◆ **Requirement**: Copy the data below line for line, with no changes.

◆ **Data for processing**:
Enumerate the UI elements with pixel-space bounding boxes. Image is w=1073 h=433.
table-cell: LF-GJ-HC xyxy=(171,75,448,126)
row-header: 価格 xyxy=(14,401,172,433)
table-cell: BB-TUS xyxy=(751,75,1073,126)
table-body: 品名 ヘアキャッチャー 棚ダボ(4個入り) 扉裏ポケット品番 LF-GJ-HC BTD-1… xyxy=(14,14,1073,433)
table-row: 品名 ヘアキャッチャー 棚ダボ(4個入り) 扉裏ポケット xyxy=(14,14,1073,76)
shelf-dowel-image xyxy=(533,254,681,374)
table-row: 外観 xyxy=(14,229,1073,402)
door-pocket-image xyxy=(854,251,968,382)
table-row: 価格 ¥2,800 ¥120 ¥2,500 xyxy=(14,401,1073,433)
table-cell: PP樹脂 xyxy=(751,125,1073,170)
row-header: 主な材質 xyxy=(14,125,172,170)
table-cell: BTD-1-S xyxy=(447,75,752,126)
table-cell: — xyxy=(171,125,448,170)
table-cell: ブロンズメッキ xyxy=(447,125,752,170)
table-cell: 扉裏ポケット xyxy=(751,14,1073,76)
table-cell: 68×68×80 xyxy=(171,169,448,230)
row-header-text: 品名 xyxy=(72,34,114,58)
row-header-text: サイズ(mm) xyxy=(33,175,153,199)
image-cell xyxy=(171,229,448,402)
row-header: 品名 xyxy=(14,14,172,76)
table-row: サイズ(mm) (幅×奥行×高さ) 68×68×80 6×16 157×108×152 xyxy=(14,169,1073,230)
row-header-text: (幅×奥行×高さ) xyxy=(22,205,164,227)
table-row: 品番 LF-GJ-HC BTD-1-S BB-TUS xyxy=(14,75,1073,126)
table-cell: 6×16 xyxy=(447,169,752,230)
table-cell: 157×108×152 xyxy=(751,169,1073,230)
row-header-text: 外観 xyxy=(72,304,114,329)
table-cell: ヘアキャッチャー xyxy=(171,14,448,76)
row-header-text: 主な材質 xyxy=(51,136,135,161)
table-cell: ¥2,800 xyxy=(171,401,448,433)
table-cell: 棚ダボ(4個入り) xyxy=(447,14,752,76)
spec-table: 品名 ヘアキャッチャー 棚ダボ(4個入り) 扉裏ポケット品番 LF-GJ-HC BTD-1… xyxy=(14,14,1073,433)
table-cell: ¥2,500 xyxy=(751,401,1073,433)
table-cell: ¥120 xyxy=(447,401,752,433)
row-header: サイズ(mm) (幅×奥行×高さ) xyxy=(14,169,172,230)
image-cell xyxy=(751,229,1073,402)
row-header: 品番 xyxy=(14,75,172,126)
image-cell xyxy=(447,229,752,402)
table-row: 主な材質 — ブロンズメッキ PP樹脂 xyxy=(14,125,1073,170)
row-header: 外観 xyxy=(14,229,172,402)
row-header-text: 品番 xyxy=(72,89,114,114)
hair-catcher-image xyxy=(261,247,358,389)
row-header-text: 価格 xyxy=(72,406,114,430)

◆ **Result of the exercise**:
Enumerate the UI elements with pixel-space bounding boxes. Image is w=1073 h=433.
table-cell: LF-GJ-HC xyxy=(171,75,448,126)
row-header: 価格 xyxy=(14,401,172,433)
table-cell: BB-TUS xyxy=(751,75,1073,126)
table-body: 品名 ヘアキャッチャー 棚ダボ(4個入り) 扉裏ポケット品番 LF-GJ-HC BTD-1… xyxy=(14,14,1073,433)
table-row: 品名 ヘアキャッチャー 棚ダボ(4個入り) 扉裏ポケット xyxy=(14,14,1073,76)
shelf-dowel-image xyxy=(533,254,681,374)
table-row: 外観 xyxy=(14,229,1073,402)
door-pocket-image xyxy=(854,251,968,382)
table-row: 価格 ¥2,800 ¥120 ¥2,500 xyxy=(14,401,1073,433)
table-cell: PP樹脂 xyxy=(751,125,1073,170)
row-header: 主な材質 xyxy=(14,125,172,170)
table-cell: BTD-1-S xyxy=(447,75,752,126)
table-cell: — xyxy=(171,125,448,170)
table-cell: ブロンズメッキ xyxy=(447,125,752,170)
table-cell: 扉裏ポケット xyxy=(751,14,1073,76)
table-cell: 68×68×80 xyxy=(171,169,448,230)
row-header-text: 品名 xyxy=(72,34,114,58)
row-header-text: サイズ(mm) xyxy=(33,175,153,199)
image-cell xyxy=(171,229,448,402)
row-header: 品名 xyxy=(14,14,172,76)
table-row: サイズ(mm) (幅×奥行×高さ) 68×68×80 6×16 157×108×152 xyxy=(14,169,1073,230)
row-header-text: (幅×奥行×高さ) xyxy=(22,205,164,227)
table-row: 品番 LF-GJ-HC BTD-1-S BB-TUS xyxy=(14,75,1073,126)
table-cell: 6×16 xyxy=(447,169,752,230)
table-cell: 157×108×152 xyxy=(751,169,1073,230)
row-header-text: 外観 xyxy=(72,304,114,329)
table-cell: ヘアキャッチャー xyxy=(171,14,448,76)
row-header-text: 主な材質 xyxy=(51,136,135,161)
table-cell: ¥2,800 xyxy=(171,401,448,433)
table-cell: 棚ダボ(4個入り) xyxy=(447,14,752,76)
spec-table: 品名 ヘアキャッチャー 棚ダボ(4個入り) 扉裏ポケット品番 LF-GJ-HC BTD-1… xyxy=(14,14,1073,433)
table-cell: ¥2,500 xyxy=(751,401,1073,433)
table-cell: ¥120 xyxy=(447,401,752,433)
row-header: サイズ(mm) (幅×奥行×高さ) xyxy=(14,169,172,230)
image-cell xyxy=(751,229,1073,402)
row-header: 品番 xyxy=(14,75,172,126)
image-cell xyxy=(447,229,752,402)
table-row: 主な材質 — ブロンズメッキ PP樹脂 xyxy=(14,125,1073,170)
row-header: 外観 xyxy=(14,229,172,402)
row-header-text: 品番 xyxy=(72,89,114,114)
hair-catcher-image xyxy=(261,247,358,389)
row-header-text: 価格 xyxy=(72,406,114,430)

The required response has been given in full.